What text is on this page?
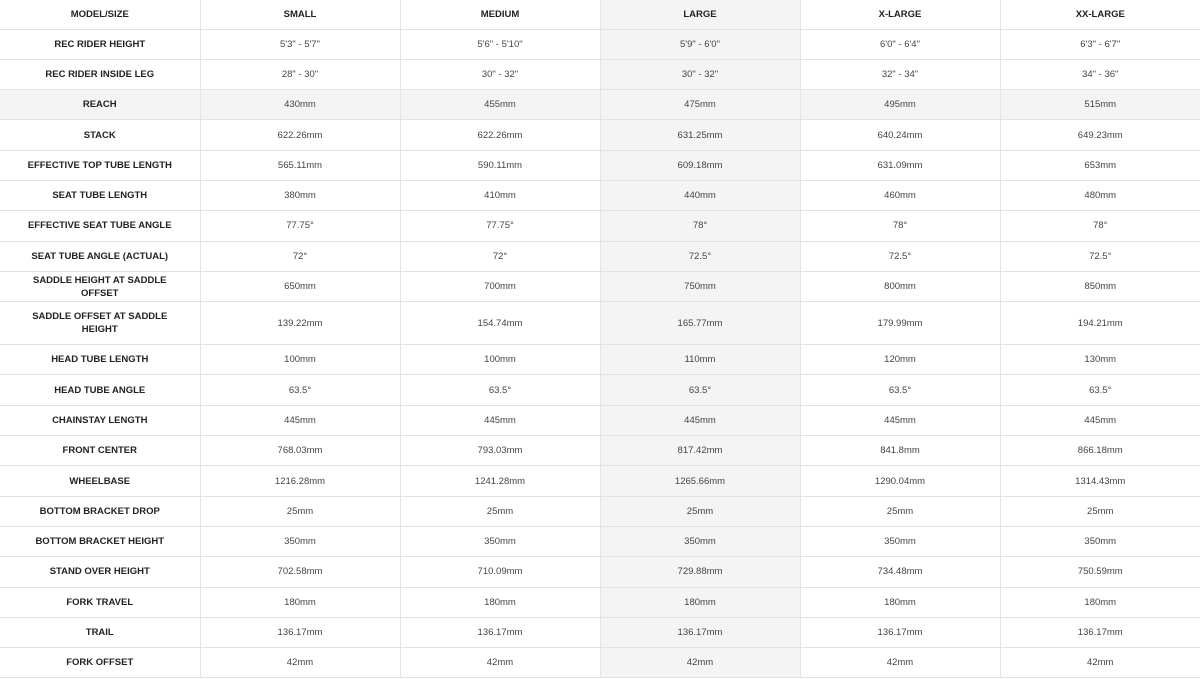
MODEL/SIZE	SMALL	MEDIUM	LARGE	X-LARGE	XX-LARGE
REC RIDER HEIGHT	5'3" - 5'7"	5'6" - 5'10"	5'9" - 6'0"	6'0" - 6'4"	6'3" - 6'7"
REC RIDER INSIDE LEG	28" - 30"	30" - 32"	30" - 32"	32" - 34"	34" - 36"
REACH	430mm	455mm	475mm	495mm	515mm
STACK	622.26mm	622.26mm	631.25mm	640.24mm	649.23mm
EFFECTIVE TOP TUBE LENGTH	565.11mm	590.11mm	609.18mm	631.09mm	653mm
SEAT TUBE LENGTH	380mm	410mm	440mm	460mm	480mm
EFFECTIVE SEAT TUBE ANGLE	77.75°	77.75°	78°	78°	78°
SEAT TUBE ANGLE (ACTUAL)	72°	72°	72.5°	72.5°	72.5°
SADDLE HEIGHT AT SADDLE OFFSET	650mm	700mm	750mm	800mm	850mm
SADDLE OFFSET AT SADDLE HEIGHT	139.22mm	154.74mm	165.77mm	179.99mm	194.21mm
HEAD TUBE LENGTH	100mm	100mm	110mm	120mm	130mm
HEAD TUBE ANGLE	63.5°	63.5°	63.5°	63.5°	63.5°
CHAINSTAY LENGTH	445mm	445mm	445mm	445mm	445mm
FRONT CENTER	768.03mm	793.03mm	817.42mm	841.8mm	866.18mm
WHEELBASE	1216.28mm	1241.28mm	1265.66mm	1290.04mm	1314.43mm
BOTTOM BRACKET DROP	25mm	25mm	25mm	25mm	25mm
BOTTOM BRACKET HEIGHT	350mm	350mm	350mm	350mm	350mm
STAND OVER HEIGHT	702.58mm	710.09mm	729.88mm	734.48mm	750.59mm
FORK TRAVEL	180mm	180mm	180mm	180mm	180mm
TRAIL	136.17mm	136.17mm	136.17mm	136.17mm	136.17mm
FORK OFFSET	42mm	42mm	42mm	42mm	42mm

▸ **Written problem**
A faithful copy of the records above is needed, with the pictures left out.

▸ **In response**
What text is on this page?
MODEL/SIZE	SMALL	MEDIUM	LARGE	X-LARGE	XX-LARGE
REC RIDER HEIGHT	5'3" - 5'7"	5'6" - 5'10"	5'9" - 6'0"	6'0" - 6'4"	6'3" - 6'7"
REC RIDER INSIDE LEG	28" - 30"	30" - 32"	30" - 32"	32" - 34"	34" - 36"
REACH	430mm	455mm	475mm	495mm	515mm
STACK	622.26mm	622.26mm	631.25mm	640.24mm	649.23mm
EFFECTIVE TOP TUBE LENGTH	565.11mm	590.11mm	609.18mm	631.09mm	653mm
SEAT TUBE LENGTH	380mm	410mm	440mm	460mm	480mm
EFFECTIVE SEAT TUBE ANGLE	77.75°	77.75°	78°	78°	78°
SEAT TUBE ANGLE (ACTUAL)	72°	72°	72.5°	72.5°	72.5°
SADDLE HEIGHT AT SADDLE OFFSET	650mm	700mm	750mm	800mm	850mm
SADDLE OFFSET AT SADDLE HEIGHT	139.22mm	154.74mm	165.77mm	179.99mm	194.21mm
HEAD TUBE LENGTH	100mm	100mm	110mm	120mm	130mm
HEAD TUBE ANGLE	63.5°	63.5°	63.5°	63.5°	63.5°
CHAINSTAY LENGTH	445mm	445mm	445mm	445mm	445mm
FRONT CENTER	768.03mm	793.03mm	817.42mm	841.8mm	866.18mm
WHEELBASE	1216.28mm	1241.28mm	1265.66mm	1290.04mm	1314.43mm
BOTTOM BRACKET DROP	25mm	25mm	25mm	25mm	25mm
BOTTOM BRACKET HEIGHT	350mm	350mm	350mm	350mm	350mm
STAND OVER HEIGHT	702.58mm	710.09mm	729.88mm	734.48mm	750.59mm
FORK TRAVEL	180mm	180mm	180mm	180mm	180mm
TRAIL	136.17mm	136.17mm	136.17mm	136.17mm	136.17mm
FORK OFFSET	42mm	42mm	42mm	42mm	42mm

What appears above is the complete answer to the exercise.